##### Data entries #####

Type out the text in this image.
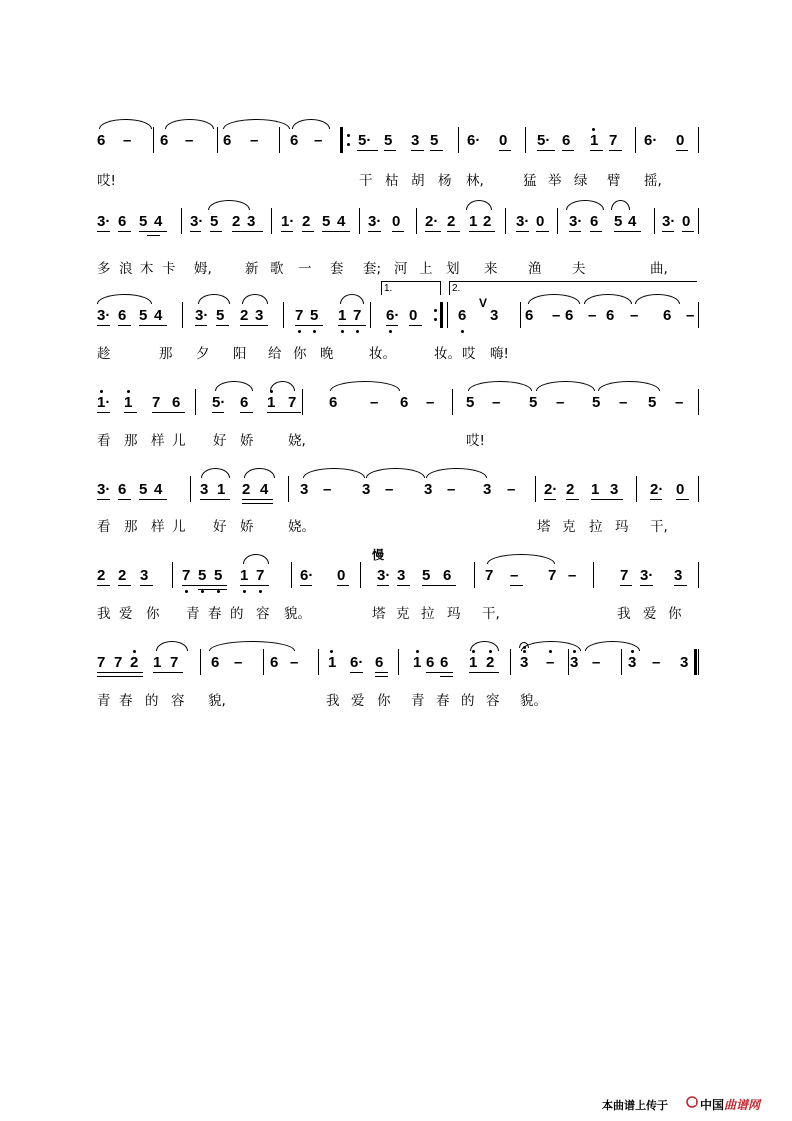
6 – 6 – 6 – 6 – 5· 5 3 5 6· 0 5· 6 1 7 6· 0
哎!	干 枯 胡 杨 林,	猛 举 绿 臂 摇,
3· 6 5 4 3· 5 2 3 1· 2 5 4 3· 0 2· 2 1 2 3· 0 3· 6 5 4 3· 0
多 浪 木 卡 姆, 新 歌 一 套 套; 河 上 划 来 渔 夫	曲,
3· 6 5 4 3· 5 2 3 7 5 1 7 6· 0	6 3 6 – 6 – 6 – 6 –
趁	那 夕 阳 给 你 晚	妆。	妆。 哎 嗨!
1· 1 7 6 5· 6 1 7 6 – 6 – 5 – 5 – 5 – 5 –
看 那 样 儿 好 娇	娆,	哎!
3· 6 5 4	3 1 2 4 3 – 3 – 3 – 3 – 2· 2 1 3 2· 0
看 那 样 儿 好 娇	娆。	塔 克 拉 玛 干,
2 2 3 7 5 5 1 7 6· 0 3· 3 5 6 7 – 7 –	7 3· 3
我 爱 你 青 春 的 容 貌。	塔 克 拉 玛 干,	我 爱 你
7 7 2 1 7 6 – 6 – 1 6· 6 1 6 6 1 2 3 – 3 – 3 – 3
青 春 的 容 貌,	我 爱 你 青 春 的 容 貌。
1.	2.
V
慢
本曲谱上传于	中国曲谱网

#####

### Stated problem
Leave out the pictures and restate everything else word for word.

### Answer to this problem
Type out the text in this image.
6 – 6 – 6 – 6 – 5· 5 3 5 6· 0 5· 6 1 7 6· 0
哎!	干 枯 胡 杨 林,	猛 举 绿 臂 摇,
3· 6 5 4 3· 5 2 3 1· 2 5 4 3· 0 2· 2 1 2 3· 0 3· 6 5 4 3· 0
多 浪 木 卡 姆, 新 歌 一 套 套; 河 上 划 来 渔 夫	曲,
3· 6 5 4 3· 5 2 3 7 5 1 7 6· 0	6 3 6 – 6 – 6 – 6 –
趁	那 夕 阳 给 你 晚	妆。	妆。 哎 嗨!
1· 1 7 6 5· 6 1 7 6 – 6 – 5 – 5 – 5 – 5 –
看 那 样 儿 好 娇	娆,	哎!
3· 6 5 4	3 1 2 4 3 – 3 – 3 – 3 – 2· 2 1 3 2· 0
看 那 样 儿 好 娇	娆。	塔 克 拉 玛 干,
2 2 3 7 5 5 1 7 6· 0 3· 3 5 6 7 – 7 –	7 3· 3
我 爱 你 青 春 的 容 貌。	塔 克 拉 玛 干,	我 爱 你
7 7 2 1 7 6 – 6 – 1 6· 6 1 6 6 1 2 3 – 3 – 3 – 3
青 春 的 容 貌,	我 爱 你 青 春 的 容 貌。
1.	2.
V
慢
本曲谱上传于	中国曲谱网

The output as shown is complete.